▸ **Aim**
Set out the following lines as a numbered list, omitting blank lines and leaving out the pictures.

Listings of boxed layout items:
-=-=-=-=-

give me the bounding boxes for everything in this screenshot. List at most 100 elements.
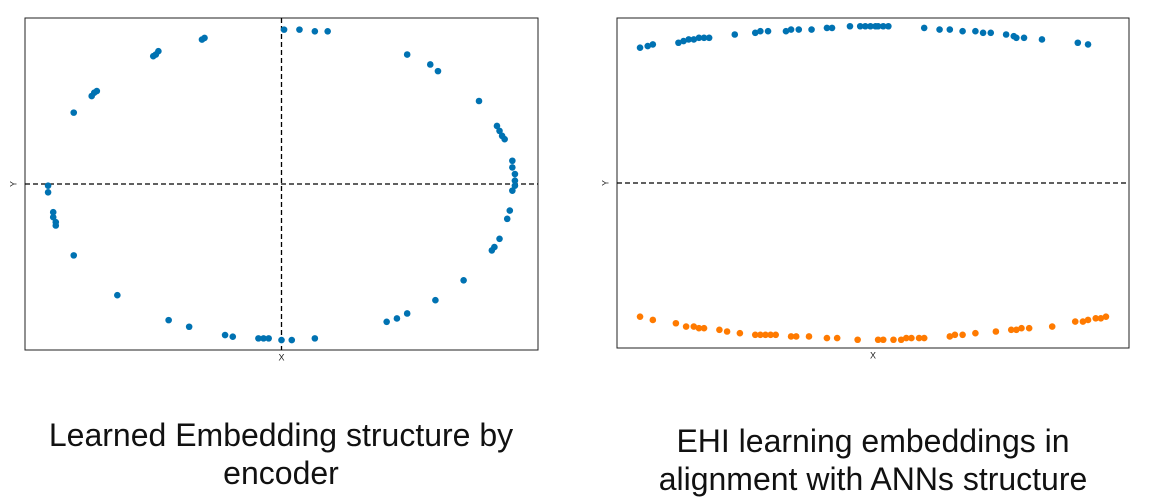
point — [716, 326, 723, 334]
point — [488, 247, 496, 254]
point — [1020, 34, 1028, 42]
point — [972, 27, 979, 35]
point — [1002, 31, 1010, 38]
point — [49, 208, 57, 216]
point — [805, 333, 813, 340]
point — [823, 334, 831, 342]
point — [854, 336, 861, 344]
point — [278, 336, 285, 344]
point — [767, 331, 774, 339]
point — [288, 336, 296, 344]
point — [70, 109, 78, 116]
point — [511, 170, 519, 178]
x-axis-label: X — [870, 350, 876, 360]
point — [1084, 316, 1092, 324]
point — [311, 335, 319, 342]
point — [1013, 34, 1020, 42]
point — [1092, 315, 1100, 322]
point — [44, 189, 52, 196]
point — [1025, 324, 1033, 332]
point — [723, 328, 731, 335]
point — [1084, 41, 1092, 48]
point — [751, 29, 759, 37]
point — [383, 318, 390, 326]
point — [695, 324, 703, 332]
point — [946, 333, 954, 340]
point — [649, 316, 657, 324]
point — [846, 22, 854, 30]
point — [434, 67, 442, 75]
point — [951, 331, 959, 339]
point — [393, 315, 401, 322]
point — [685, 36, 692, 43]
point — [280, 26, 288, 33]
point — [879, 22, 887, 30]
point — [70, 252, 78, 259]
point — [736, 329, 744, 337]
point — [764, 27, 772, 35]
caption: Learned Embedding structure by encoder — [48, 417, 514, 491]
point — [862, 22, 869, 30]
point — [501, 135, 508, 143]
point — [1048, 323, 1056, 330]
point — [426, 61, 434, 68]
point — [255, 335, 262, 342]
point — [856, 22, 864, 30]
point — [700, 324, 708, 332]
point — [265, 335, 272, 342]
point — [833, 334, 841, 342]
point — [1102, 313, 1110, 320]
point — [1097, 315, 1105, 322]
point — [1038, 36, 1046, 43]
point — [757, 331, 764, 339]
point — [787, 333, 795, 340]
point — [114, 291, 121, 299]
point — [867, 22, 874, 30]
point — [185, 323, 193, 331]
point — [874, 22, 882, 30]
point — [165, 316, 172, 324]
point — [808, 26, 815, 33]
point — [403, 51, 411, 58]
point — [496, 127, 503, 135]
point — [757, 27, 764, 35]
point — [493, 122, 501, 130]
point — [959, 331, 966, 339]
point — [782, 27, 790, 35]
point — [972, 329, 979, 337]
point — [475, 97, 483, 105]
point — [874, 336, 882, 344]
point — [915, 334, 923, 342]
point — [890, 336, 897, 344]
point — [93, 87, 101, 95]
point — [908, 334, 915, 342]
point — [675, 39, 682, 47]
point — [509, 164, 516, 171]
point — [636, 44, 644, 51]
point — [946, 26, 954, 33]
point — [992, 328, 1000, 335]
point — [897, 336, 905, 344]
point — [511, 177, 519, 184]
point — [44, 182, 52, 189]
point — [902, 334, 910, 342]
point — [792, 333, 800, 340]
point — [296, 26, 303, 33]
point — [460, 276, 467, 284]
point — [1079, 318, 1087, 325]
point — [1074, 39, 1082, 47]
point — [920, 334, 928, 342]
point — [52, 218, 60, 226]
point — [787, 26, 795, 33]
point — [260, 335, 267, 342]
point — [201, 34, 208, 42]
point — [690, 323, 698, 330]
point — [920, 24, 928, 32]
point — [496, 235, 503, 243]
point — [155, 47, 162, 55]
point — [690, 36, 698, 43]
point — [509, 187, 516, 194]
point — [324, 27, 331, 35]
y-axis-label: Y — [8, 181, 18, 187]
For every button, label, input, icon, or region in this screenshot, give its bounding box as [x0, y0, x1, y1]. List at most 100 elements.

-=-=-=-=-

▸ **Problem solution**
1. give me the bounding boxes for everything in this screenshot. List at most 100 elements.
2. point — [716, 326, 723, 334]
3. point — [488, 247, 496, 254]
4. point — [1020, 34, 1028, 42]
5. point — [972, 27, 979, 35]
6. point — [1002, 31, 1010, 38]
7. point — [49, 208, 57, 216]
8. point — [805, 333, 813, 340]
9. point — [823, 334, 831, 342]
10. point — [854, 336, 861, 344]
11. point — [278, 336, 285, 344]
12. point — [767, 331, 774, 339]
13. point — [288, 336, 296, 344]
14. point — [70, 109, 78, 116]
15. point — [511, 170, 519, 178]
16. x-axis-label: X — [870, 350, 876, 360]
17. point — [1084, 316, 1092, 324]
18. point — [311, 335, 319, 342]
19. point — [1013, 34, 1020, 42]
20. point — [1092, 315, 1100, 322]
21. point — [44, 189, 52, 196]
22. point — [1025, 324, 1033, 332]
23. point — [723, 328, 731, 335]
24. point — [1084, 41, 1092, 48]
25. point — [751, 29, 759, 37]
26. point — [383, 318, 390, 326]
27. point — [695, 324, 703, 332]
28. point — [946, 333, 954, 340]
29. point — [649, 316, 657, 324]
30. point — [846, 22, 854, 30]
31. point — [434, 67, 442, 75]
32. point — [951, 331, 959, 339]
33. point — [393, 315, 401, 322]
34. point — [685, 36, 692, 43]
35. point — [280, 26, 288, 33]
36. point — [879, 22, 887, 30]
37. point — [70, 252, 78, 259]
38. point — [736, 329, 744, 337]
39. point — [764, 27, 772, 35]
40. caption: Learned Embedding structure by encoder — [48, 417, 514, 491]
41. point — [862, 22, 869, 30]
42. point — [501, 135, 508, 143]
43. point — [1048, 323, 1056, 330]
44. point — [426, 61, 434, 68]
45. point — [255, 335, 262, 342]
46. point — [856, 22, 864, 30]
47. point — [700, 324, 708, 332]
48. point — [265, 335, 272, 342]
49. point — [833, 334, 841, 342]
50. point — [1102, 313, 1110, 320]
51. point — [1097, 315, 1105, 322]
52. point — [1038, 36, 1046, 43]
53. point — [757, 331, 764, 339]
54. point — [787, 333, 795, 340]
55. point — [114, 291, 121, 299]
56. point — [867, 22, 874, 30]
57. point — [185, 323, 193, 331]
58. point — [874, 22, 882, 30]
59. point — [165, 316, 172, 324]
60. point — [808, 26, 815, 33]
61. point — [403, 51, 411, 58]
62. point — [496, 127, 503, 135]
63. point — [757, 27, 764, 35]
64. point — [493, 122, 501, 130]
65. point — [959, 331, 966, 339]
66. point — [782, 27, 790, 35]
67. point — [972, 329, 979, 337]
68. point — [475, 97, 483, 105]
69. point — [874, 336, 882, 344]
70. point — [915, 334, 923, 342]
71. point — [890, 336, 897, 344]
72. point — [93, 87, 101, 95]
73. point — [908, 334, 915, 342]
74. point — [675, 39, 682, 47]
75. point — [509, 164, 516, 171]
76. point — [636, 44, 644, 51]
77. point — [946, 26, 954, 33]
78. point — [992, 328, 1000, 335]
79. point — [897, 336, 905, 344]
80. point — [511, 177, 519, 184]
81. point — [44, 182, 52, 189]
82. point — [902, 334, 910, 342]
83. point — [792, 333, 800, 340]
84. point — [296, 26, 303, 33]
85. point — [460, 276, 467, 284]
86. point — [1079, 318, 1087, 325]
87. point — [1074, 39, 1082, 47]
88. point — [920, 334, 928, 342]
89. point — [52, 218, 60, 226]
90. point — [787, 26, 795, 33]
91. point — [260, 335, 267, 342]
92. point — [201, 34, 208, 42]
93. point — [690, 323, 698, 330]
94. point — [920, 24, 928, 32]
95. point — [496, 235, 503, 243]
96. point — [155, 47, 162, 55]
97. point — [690, 36, 698, 43]
98. point — [509, 187, 516, 194]
99. point — [324, 27, 331, 35]
100. y-axis-label: Y — [8, 181, 18, 187]
101. For every button, label, input, icon, or region in this screenshot, give its bounding box as [x0, y0, x1, y1]. List at most 100 elements.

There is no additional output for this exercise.